La nature, au cœur du processus créatif

Le créateur portait un grand intérêt pour la faune et la flore et envisageait même d’être biologiste. Finalement, sa carrière aura pris un tout autre tournant… À défaut de pouvoir manipuler les plantes et fleurs qui nous entourent, il tente de les distiller dans ses collections. En 2020, « Orchid Mantis » s’inspire autant de Mulan, pour sa grâce et sa force que de l’orchidée. Les vêtements sont semblables à des sculptures de tissu aux formes arrondies qui dégagent une telle puissance, c’est irréel. Non, c’est Robert Wun. En 2021, des vestes, chemises ou encore pantalons se recourbent délicatement, imitant les pétales du lys. Le designer crée par amour de la nature qui, paradoxalement, marque le point de départ de collections futuristes, presque surnaturelles, mais sans jamais clichées.

Une nouvelle définition du futurisme

Son truc à lui, ce sont les références cinématographiques avec un net penchant pour la science-fiction ; Ridley Scott ou les sœurs Wachowski entre autres. Dans l’imaginaire collectif, la femme du futur prend spontanément des airs robotiques. Et les créateurs entretiennent cette image d’une technologie qui s’impose dans notre société (et notre garde-robe) et qui bientôt, semble-t-il, nous remplacera. Mais si Robert Wun a une approche scientifique de ses créations, son interprétation de la mode de demain est loin d’être littérale et alterne entre réalité et fantasme. Les silhouettes qu’il crée sont ultra-conceptuelles – un petit quelque chose d’Iris Van Herpen flotte dans l’air. Les coupes sont réfléchies, le tailoring est net et précis rythmé par une découpe graphique ou un plissé délicat. Alors même qu’il n’utilise pas de métal, les matières employées prêtent à confusion. On conserve cette idée d’armure, mais plus adapté au corps de la femme. Décidément, les designers nous annoncent un avenir où notre besoin de protection sera plus fort que tout. Il utilise ainsi du coton, du spandex ou encore du néoprène car bien que futuriste, la mode doit aussi et surtout être pratique ; logique. Laçage, sangles détachables, zips, même si une certaine efficacité se ressent dans les collections, elles n’en sont pas moins riches et complexes. Tous ces détails introduisent l’idée d’un vêtement évolutif, vivant ; après tout, n’est-ce pas ce qui définit la nature ?

• **Liste des données**:
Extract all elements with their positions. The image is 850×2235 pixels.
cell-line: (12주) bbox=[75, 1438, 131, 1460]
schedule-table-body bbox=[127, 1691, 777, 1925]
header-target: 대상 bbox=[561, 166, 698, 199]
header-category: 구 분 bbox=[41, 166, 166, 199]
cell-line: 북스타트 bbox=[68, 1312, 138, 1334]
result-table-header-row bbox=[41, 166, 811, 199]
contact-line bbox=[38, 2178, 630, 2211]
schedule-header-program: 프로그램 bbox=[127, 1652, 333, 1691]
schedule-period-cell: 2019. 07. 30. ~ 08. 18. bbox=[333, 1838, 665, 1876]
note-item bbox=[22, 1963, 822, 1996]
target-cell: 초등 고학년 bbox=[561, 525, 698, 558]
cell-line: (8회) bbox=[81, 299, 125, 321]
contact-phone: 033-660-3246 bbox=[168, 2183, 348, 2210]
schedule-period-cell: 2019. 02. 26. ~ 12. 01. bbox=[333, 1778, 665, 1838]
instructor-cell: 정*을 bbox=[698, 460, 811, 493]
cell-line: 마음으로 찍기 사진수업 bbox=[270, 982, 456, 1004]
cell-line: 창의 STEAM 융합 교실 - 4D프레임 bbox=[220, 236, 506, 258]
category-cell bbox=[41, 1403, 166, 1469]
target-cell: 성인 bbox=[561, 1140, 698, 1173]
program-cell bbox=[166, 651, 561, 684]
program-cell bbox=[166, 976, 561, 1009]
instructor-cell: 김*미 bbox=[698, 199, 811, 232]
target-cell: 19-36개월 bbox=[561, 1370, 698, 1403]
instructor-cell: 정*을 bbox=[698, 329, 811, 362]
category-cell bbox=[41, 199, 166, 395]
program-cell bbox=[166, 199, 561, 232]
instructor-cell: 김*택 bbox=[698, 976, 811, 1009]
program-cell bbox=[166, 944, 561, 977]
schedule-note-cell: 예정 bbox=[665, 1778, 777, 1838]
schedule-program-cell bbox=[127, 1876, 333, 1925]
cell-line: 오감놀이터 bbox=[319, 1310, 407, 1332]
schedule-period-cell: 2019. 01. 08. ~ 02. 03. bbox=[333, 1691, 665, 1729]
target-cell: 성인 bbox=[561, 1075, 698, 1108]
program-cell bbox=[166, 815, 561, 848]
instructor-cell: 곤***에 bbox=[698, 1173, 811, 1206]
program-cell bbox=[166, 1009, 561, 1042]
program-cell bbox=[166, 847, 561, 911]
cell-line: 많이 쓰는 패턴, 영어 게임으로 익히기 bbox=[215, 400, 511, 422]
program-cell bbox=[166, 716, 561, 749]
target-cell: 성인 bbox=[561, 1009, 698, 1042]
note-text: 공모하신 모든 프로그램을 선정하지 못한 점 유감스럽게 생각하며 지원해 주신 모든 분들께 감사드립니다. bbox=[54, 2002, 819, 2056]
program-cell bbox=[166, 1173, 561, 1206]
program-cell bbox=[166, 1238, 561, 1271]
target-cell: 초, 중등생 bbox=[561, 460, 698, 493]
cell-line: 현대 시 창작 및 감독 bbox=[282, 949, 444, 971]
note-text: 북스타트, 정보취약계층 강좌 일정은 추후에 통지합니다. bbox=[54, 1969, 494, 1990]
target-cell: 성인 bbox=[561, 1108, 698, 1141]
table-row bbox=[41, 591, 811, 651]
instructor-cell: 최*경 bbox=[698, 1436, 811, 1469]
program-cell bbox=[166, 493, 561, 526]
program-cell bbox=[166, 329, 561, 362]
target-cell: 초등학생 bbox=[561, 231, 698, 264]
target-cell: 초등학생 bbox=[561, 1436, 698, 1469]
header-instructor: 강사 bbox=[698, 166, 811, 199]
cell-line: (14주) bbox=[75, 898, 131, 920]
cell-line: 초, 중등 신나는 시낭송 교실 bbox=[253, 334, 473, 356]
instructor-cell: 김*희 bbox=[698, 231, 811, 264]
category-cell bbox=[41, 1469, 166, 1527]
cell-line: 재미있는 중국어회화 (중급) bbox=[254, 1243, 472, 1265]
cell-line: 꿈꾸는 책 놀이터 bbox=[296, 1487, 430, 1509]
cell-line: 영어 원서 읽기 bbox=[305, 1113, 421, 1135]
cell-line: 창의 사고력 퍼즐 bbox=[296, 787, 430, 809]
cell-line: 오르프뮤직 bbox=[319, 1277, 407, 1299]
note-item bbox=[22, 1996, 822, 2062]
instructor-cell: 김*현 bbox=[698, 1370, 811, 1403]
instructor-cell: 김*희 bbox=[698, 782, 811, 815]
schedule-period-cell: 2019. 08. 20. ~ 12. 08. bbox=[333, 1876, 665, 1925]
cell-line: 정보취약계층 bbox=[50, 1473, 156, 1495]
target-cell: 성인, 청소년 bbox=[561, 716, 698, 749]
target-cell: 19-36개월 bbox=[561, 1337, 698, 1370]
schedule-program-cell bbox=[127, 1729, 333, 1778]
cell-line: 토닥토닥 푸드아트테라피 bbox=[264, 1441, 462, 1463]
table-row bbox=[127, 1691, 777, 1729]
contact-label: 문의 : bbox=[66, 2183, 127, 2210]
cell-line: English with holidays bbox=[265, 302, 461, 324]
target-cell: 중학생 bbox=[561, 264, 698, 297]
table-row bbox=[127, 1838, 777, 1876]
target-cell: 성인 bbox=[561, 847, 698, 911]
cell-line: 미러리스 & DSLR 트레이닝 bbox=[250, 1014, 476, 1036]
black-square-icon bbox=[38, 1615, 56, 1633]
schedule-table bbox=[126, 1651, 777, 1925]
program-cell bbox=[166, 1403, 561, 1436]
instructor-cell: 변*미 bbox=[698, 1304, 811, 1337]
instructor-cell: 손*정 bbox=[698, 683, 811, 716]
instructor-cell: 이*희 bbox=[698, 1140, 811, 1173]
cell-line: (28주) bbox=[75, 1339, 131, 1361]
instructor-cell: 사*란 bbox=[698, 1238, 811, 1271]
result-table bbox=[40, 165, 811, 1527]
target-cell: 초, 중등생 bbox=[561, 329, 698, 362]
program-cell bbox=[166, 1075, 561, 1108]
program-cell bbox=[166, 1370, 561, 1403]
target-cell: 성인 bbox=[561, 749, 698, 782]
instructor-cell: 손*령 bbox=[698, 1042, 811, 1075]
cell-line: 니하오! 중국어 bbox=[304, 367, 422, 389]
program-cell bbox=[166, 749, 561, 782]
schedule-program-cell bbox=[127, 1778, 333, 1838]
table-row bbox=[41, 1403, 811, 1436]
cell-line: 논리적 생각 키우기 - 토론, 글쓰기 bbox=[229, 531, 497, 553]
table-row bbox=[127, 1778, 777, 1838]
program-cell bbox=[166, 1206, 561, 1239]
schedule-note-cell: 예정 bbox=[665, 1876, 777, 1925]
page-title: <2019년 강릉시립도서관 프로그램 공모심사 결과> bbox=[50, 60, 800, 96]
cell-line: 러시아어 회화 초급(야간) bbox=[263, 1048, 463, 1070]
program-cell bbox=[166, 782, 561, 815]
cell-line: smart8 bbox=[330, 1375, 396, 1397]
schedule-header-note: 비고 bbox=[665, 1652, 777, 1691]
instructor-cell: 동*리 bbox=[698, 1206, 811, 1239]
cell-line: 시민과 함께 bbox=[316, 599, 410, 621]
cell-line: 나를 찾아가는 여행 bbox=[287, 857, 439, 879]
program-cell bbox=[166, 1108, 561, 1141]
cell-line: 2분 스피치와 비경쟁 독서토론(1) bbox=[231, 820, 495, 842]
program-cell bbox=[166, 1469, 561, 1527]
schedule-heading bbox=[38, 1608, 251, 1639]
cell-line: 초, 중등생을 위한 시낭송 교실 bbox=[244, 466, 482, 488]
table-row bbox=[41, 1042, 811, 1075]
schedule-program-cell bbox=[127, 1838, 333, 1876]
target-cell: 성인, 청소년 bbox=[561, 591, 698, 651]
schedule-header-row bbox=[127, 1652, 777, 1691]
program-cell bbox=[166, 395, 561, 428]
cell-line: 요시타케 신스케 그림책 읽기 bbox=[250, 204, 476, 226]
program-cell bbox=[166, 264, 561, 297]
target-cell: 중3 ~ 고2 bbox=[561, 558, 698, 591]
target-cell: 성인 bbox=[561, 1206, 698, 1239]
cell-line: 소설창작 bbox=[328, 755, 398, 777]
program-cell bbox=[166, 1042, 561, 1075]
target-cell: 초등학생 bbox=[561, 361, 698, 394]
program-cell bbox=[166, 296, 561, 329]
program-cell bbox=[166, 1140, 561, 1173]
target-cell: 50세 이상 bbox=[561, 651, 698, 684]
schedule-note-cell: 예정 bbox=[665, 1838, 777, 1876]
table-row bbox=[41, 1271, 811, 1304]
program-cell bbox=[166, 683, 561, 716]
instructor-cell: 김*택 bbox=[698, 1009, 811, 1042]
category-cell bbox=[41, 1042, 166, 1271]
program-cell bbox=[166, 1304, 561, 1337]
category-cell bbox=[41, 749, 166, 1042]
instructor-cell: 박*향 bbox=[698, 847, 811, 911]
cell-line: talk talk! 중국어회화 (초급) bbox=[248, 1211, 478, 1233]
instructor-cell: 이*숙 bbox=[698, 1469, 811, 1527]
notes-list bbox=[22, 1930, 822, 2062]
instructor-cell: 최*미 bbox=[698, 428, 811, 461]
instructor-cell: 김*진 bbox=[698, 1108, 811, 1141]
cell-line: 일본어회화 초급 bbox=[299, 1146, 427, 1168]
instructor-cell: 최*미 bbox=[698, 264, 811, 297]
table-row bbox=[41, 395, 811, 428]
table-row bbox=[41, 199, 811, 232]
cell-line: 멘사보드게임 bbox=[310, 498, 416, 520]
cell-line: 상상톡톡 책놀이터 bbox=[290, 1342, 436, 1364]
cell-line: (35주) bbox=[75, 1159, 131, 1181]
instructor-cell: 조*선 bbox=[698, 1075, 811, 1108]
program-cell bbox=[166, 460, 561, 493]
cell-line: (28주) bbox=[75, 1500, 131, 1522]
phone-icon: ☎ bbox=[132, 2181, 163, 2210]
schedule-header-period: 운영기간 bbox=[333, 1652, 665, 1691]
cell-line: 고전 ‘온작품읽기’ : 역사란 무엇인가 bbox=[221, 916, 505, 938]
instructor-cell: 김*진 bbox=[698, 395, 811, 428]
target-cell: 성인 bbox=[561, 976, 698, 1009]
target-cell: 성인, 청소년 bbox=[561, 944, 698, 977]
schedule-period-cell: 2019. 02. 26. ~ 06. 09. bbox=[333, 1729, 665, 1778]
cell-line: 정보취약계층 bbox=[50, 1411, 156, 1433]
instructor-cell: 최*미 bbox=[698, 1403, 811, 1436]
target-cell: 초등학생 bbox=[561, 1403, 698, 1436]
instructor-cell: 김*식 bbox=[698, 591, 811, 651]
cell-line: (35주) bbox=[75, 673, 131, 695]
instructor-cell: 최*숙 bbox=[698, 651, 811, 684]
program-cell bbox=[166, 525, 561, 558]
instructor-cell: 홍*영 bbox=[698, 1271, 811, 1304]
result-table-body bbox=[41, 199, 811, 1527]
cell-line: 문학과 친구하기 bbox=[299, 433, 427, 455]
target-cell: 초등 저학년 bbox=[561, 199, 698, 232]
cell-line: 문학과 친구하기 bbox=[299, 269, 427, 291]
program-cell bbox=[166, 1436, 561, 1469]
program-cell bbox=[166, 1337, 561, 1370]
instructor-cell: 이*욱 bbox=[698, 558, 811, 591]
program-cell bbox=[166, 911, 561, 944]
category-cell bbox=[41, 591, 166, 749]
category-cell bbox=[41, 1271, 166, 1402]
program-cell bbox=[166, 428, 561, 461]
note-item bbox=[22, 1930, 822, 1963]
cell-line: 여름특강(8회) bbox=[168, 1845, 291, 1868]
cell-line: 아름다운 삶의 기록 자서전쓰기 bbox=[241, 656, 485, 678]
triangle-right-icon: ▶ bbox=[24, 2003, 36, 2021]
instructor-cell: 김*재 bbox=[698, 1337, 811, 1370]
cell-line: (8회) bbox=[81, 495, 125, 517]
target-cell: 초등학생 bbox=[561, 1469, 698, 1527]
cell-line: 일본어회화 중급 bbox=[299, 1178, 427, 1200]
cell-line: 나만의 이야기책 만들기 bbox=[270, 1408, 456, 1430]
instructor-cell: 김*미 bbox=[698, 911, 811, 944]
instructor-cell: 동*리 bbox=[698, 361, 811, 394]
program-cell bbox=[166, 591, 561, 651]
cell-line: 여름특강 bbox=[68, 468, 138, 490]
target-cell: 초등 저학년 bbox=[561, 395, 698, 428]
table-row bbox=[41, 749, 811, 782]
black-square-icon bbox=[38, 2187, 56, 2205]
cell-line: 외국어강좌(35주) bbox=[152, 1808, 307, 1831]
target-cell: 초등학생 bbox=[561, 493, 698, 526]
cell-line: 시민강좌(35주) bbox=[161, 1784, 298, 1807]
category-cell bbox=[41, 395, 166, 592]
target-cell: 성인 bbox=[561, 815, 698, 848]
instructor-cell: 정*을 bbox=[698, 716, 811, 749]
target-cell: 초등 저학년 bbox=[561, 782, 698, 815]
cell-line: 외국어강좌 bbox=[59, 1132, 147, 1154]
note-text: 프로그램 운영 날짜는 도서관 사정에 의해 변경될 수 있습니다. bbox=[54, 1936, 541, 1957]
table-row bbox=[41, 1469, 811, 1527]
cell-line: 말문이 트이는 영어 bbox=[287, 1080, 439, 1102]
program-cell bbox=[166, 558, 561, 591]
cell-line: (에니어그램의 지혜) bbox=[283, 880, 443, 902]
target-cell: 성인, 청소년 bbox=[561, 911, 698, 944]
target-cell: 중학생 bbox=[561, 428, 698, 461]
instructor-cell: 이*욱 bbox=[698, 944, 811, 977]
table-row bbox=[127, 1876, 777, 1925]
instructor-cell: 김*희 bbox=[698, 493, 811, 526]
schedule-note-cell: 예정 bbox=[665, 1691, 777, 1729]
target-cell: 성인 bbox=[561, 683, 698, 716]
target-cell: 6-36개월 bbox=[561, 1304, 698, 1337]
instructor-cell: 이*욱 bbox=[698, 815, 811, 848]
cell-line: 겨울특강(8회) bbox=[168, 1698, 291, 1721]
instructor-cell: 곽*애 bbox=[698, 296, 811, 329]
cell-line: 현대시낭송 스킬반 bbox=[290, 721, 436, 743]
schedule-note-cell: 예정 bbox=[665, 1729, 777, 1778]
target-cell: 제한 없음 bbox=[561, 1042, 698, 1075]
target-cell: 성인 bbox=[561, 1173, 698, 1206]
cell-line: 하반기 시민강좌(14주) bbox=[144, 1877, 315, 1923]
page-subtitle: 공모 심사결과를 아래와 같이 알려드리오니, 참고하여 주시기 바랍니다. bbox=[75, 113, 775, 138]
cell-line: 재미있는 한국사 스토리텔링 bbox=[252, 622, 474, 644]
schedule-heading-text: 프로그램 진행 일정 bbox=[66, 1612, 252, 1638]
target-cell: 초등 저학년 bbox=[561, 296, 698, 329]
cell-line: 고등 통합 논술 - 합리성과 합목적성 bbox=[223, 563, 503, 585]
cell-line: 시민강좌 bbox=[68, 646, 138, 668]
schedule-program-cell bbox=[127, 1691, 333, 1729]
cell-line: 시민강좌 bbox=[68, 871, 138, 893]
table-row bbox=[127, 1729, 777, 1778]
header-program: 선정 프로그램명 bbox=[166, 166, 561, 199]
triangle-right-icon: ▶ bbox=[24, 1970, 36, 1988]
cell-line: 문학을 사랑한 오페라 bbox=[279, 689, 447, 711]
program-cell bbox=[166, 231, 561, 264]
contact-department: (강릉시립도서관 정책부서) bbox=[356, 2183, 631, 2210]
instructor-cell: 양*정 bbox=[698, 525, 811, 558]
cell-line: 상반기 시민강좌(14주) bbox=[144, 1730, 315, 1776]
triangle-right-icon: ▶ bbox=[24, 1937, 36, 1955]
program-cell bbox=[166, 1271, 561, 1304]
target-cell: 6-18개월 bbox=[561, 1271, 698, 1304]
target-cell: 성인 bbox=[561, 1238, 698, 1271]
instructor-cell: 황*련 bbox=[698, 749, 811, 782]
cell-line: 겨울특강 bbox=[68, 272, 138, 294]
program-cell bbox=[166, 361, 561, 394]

• **Travail à réaliser**:
Écrivez la suite de l'extrait consacré au créateur Robert Wun, en reprenant juste après sa dernière phrase.

• **Réponse**:
Cette vision avant-gardiste séduit plus d’une star. Lady Gaga, Anya Taylor Joy, la nouvelle muse de Dior ou encore Cardi B dans son clip « Money » ; toutes s’arrachent la mode architecturale de Robert Wun. Et son succès ne se limite pas aux tapis rouges, il se prolonge sur les plateaux de tournage. Les équipe du second volet d’Hunger Games ont fait appel à lui pour imaginer certains costumes d’Effie Trinket. Le film se passe dans le futur, le genre de futur où ranger les gens dans des cases finit par conduire à la rébellion. Cette idée de cases, qu’elles soient culturelles ou raciales, c’est justement ce qui pousse le designer à concevoir ses collections. Après tout, s’immerger dans le monde d’après, c’est laisser libre court à son imagination et se détacher définitivement des stéréotypes présents. Il n’y a aucune limite dans un univers qui n’existe pas encore, on peut tout se permettre. Et tant qu’à faire, autant opter pour l’optimisme.

Une nouvelle forme de féminité s’apprête à éclore à l’avenir. Loin des scénarios catastrophes qui donnent presque envie de se retrancher dans le passé, Robert Wun ose y apporter une note de légèreté et de poétisme. Contre toute attente, le créateur fait conjuguer nature et futur et le résultat n’en est que plus spectaculaire. Mode ou art ? À vous d’en décider.